** begin EXERCISE INPUT **

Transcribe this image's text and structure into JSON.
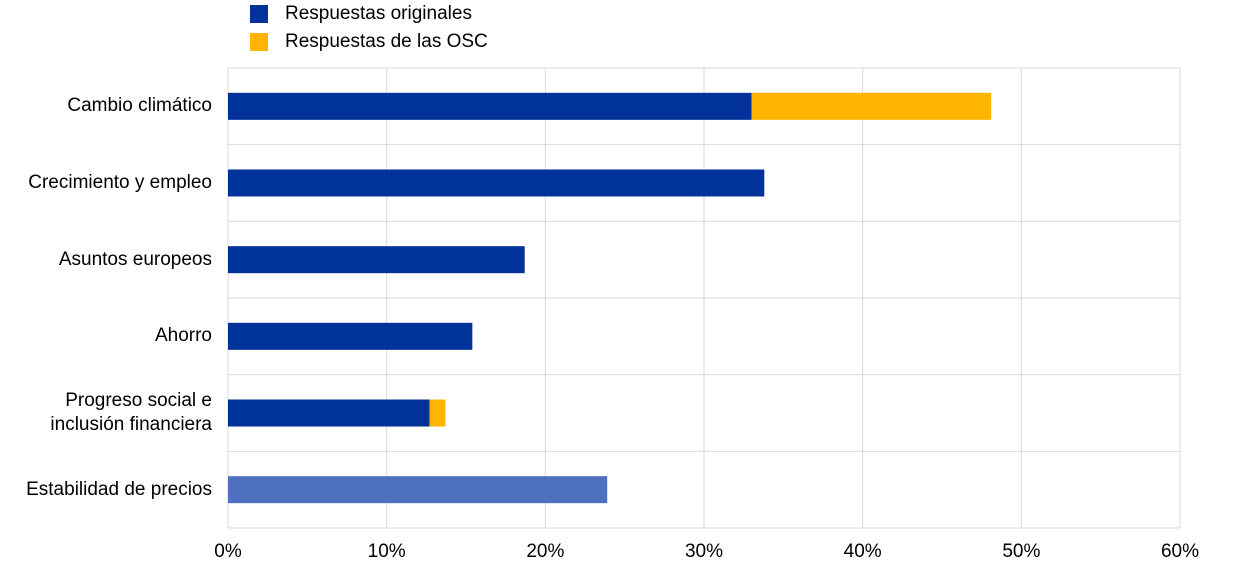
{
  "chart_data": {
    "type": "stacked-bar-horizontal",
    "categories": [
      "Cambio climático",
      "Crecimiento y empleo",
      "Asuntos europeos",
      "Ahorro",
      "Progreso social e inclusión financiera",
      "Estabilidad de precios"
    ],
    "series": [
      {
        "name": "Respuestas originales",
        "color": "#003299",
        "colors": [
          "#003299",
          "#003299",
          "#003299",
          "#003299",
          "#003299",
          "#4f6fbf"
        ],
        "values": [
          33.0,
          33.8,
          18.7,
          15.4,
          12.7,
          23.9
        ]
      },
      {
        "name": "Respuestas de las OSC",
        "color": "#ffb400",
        "values": [
          15.1,
          0,
          0,
          0,
          1.0,
          0
        ]
      }
    ],
    "xlim": [
      0,
      60
    ],
    "xticks": [
      {
        "value": 0,
        "label": "0%"
      },
      {
        "value": 10,
        "label": "10%"
      },
      {
        "value": 20,
        "label": "20%"
      },
      {
        "value": 30,
        "label": "30%"
      },
      {
        "value": 40,
        "label": "40%"
      },
      {
        "value": 50,
        "label": "50%"
      },
      {
        "value": 60,
        "label": "60%"
      }
    ],
    "grid": true
  }
}
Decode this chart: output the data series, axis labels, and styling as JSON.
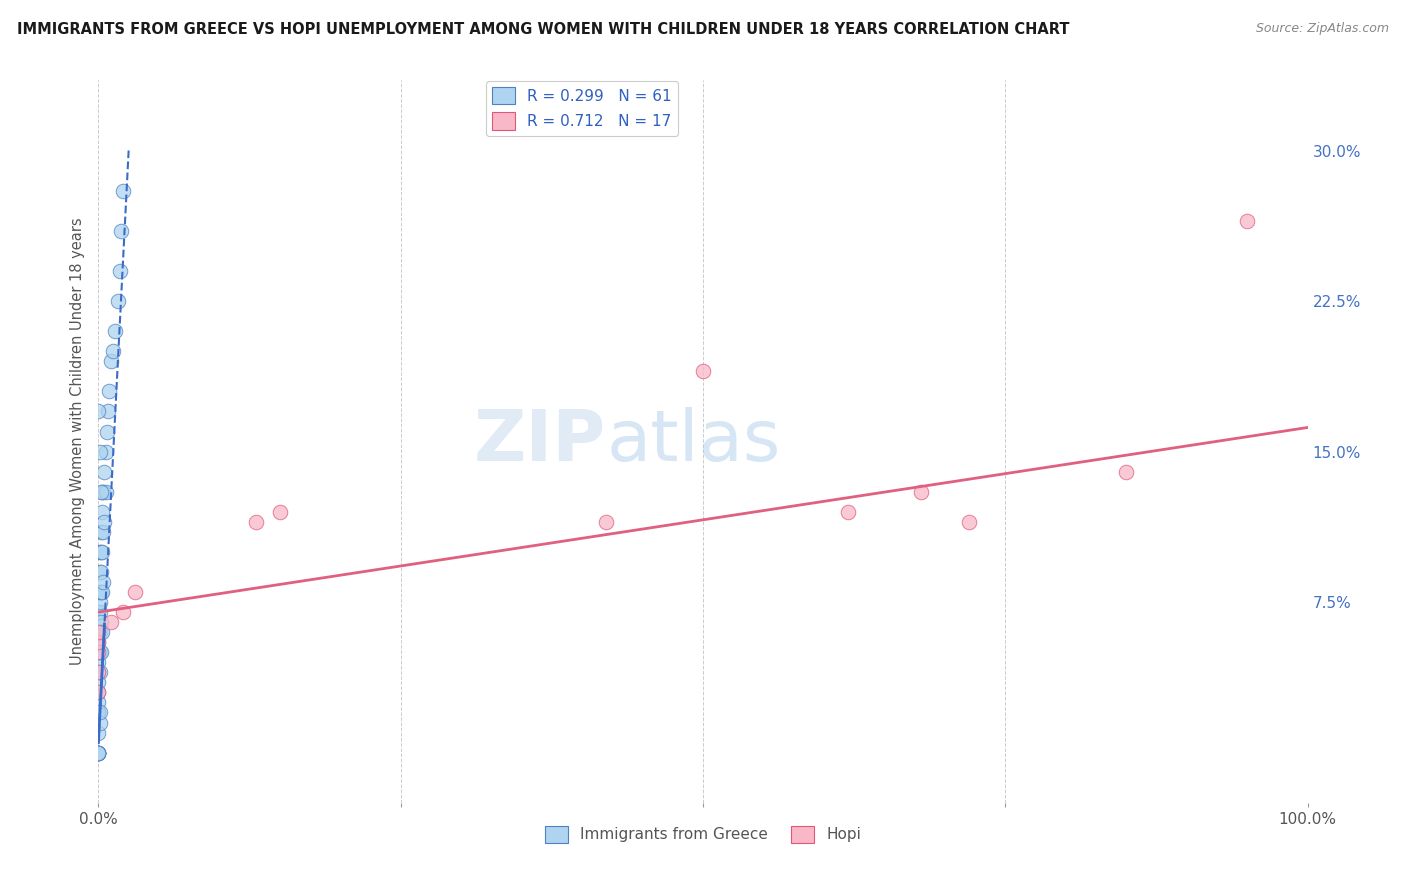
{
  "title": "IMMIGRANTS FROM GREECE VS HOPI UNEMPLOYMENT AMONG WOMEN WITH CHILDREN UNDER 18 YEARS CORRELATION CHART",
  "source": "Source: ZipAtlas.com",
  "ylabel": "Unemployment Among Women with Children Under 18 years",
  "xlim": [
    0.0,
    1.0
  ],
  "ylim": [
    -0.025,
    0.335
  ],
  "xticks": [
    0.0,
    0.25,
    0.5,
    0.75,
    1.0
  ],
  "xtick_labels": [
    "0.0%",
    "",
    "",
    "",
    "100.0%"
  ],
  "ytick_labels": [
    "",
    "7.5%",
    "15.0%",
    "22.5%",
    "30.0%"
  ],
  "yticks": [
    0.0,
    0.075,
    0.15,
    0.225,
    0.3
  ],
  "R_blue": 0.299,
  "N_blue": 61,
  "R_pink": 0.712,
  "N_pink": 17,
  "color_blue": "#AED4F0",
  "color_pink": "#F8B8C8",
  "edge_blue": "#5080C0",
  "edge_pink": "#E05878",
  "trendline_blue_color": "#3A6BC8",
  "trendline_pink_color": "#E06080",
  "blue_scatter_x": [
    0.0,
    0.0,
    0.0,
    0.0,
    0.0,
    0.0,
    0.0,
    0.0,
    0.0,
    0.0,
    0.0,
    0.0,
    0.0,
    0.0,
    0.0,
    0.0,
    0.0,
    0.0,
    0.0,
    0.0,
    0.001,
    0.001,
    0.001,
    0.001,
    0.001,
    0.001,
    0.001,
    0.001,
    0.001,
    0.001,
    0.002,
    0.002,
    0.002,
    0.002,
    0.002,
    0.002,
    0.003,
    0.003,
    0.003,
    0.003,
    0.003,
    0.004,
    0.004,
    0.004,
    0.005,
    0.005,
    0.006,
    0.006,
    0.007,
    0.008,
    0.009,
    0.01,
    0.012,
    0.014,
    0.016,
    0.018,
    0.019,
    0.02,
    0.0,
    0.001,
    0.002
  ],
  "blue_scatter_y": [
    0.0,
    0.0,
    0.0,
    0.0,
    0.0,
    0.0,
    0.0,
    0.02,
    0.02,
    0.025,
    0.03,
    0.035,
    0.04,
    0.045,
    0.05,
    0.055,
    0.06,
    0.065,
    0.07,
    0.01,
    0.015,
    0.02,
    0.04,
    0.05,
    0.06,
    0.07,
    0.075,
    0.08,
    0.09,
    0.1,
    0.05,
    0.065,
    0.08,
    0.09,
    0.1,
    0.11,
    0.06,
    0.08,
    0.1,
    0.12,
    0.13,
    0.085,
    0.11,
    0.13,
    0.115,
    0.14,
    0.13,
    0.15,
    0.16,
    0.17,
    0.18,
    0.195,
    0.2,
    0.21,
    0.225,
    0.24,
    0.26,
    0.28,
    0.17,
    0.15,
    0.13
  ],
  "pink_scatter_x": [
    0.0,
    0.0,
    0.0,
    0.0,
    0.0,
    0.01,
    0.02,
    0.03,
    0.13,
    0.15,
    0.42,
    0.5,
    0.62,
    0.68,
    0.72,
    0.85,
    0.95
  ],
  "pink_scatter_y": [
    0.03,
    0.04,
    0.05,
    0.055,
    0.06,
    0.065,
    0.07,
    0.08,
    0.115,
    0.12,
    0.115,
    0.19,
    0.12,
    0.13,
    0.115,
    0.14,
    0.265
  ],
  "blue_trend_x0": 0.0,
  "blue_trend_x1": 0.025,
  "blue_trend_y0": 0.005,
  "blue_trend_y1": 0.3,
  "pink_trend_x0": 0.0,
  "pink_trend_x1": 1.0,
  "pink_trend_y0": 0.07,
  "pink_trend_y1": 0.162,
  "watermark_zip": "ZIP",
  "watermark_atlas": "atlas"
}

** end EXERCISE INPUT **

-- WHAT YOU HAVE TO DO --
Return each full line of the entries that contains the word "this".

-- THE COMPLETED TASK --
Transcribe this image's text and structure into JSON.
Decode this chart: output the data series, axis labels, and styling as JSON.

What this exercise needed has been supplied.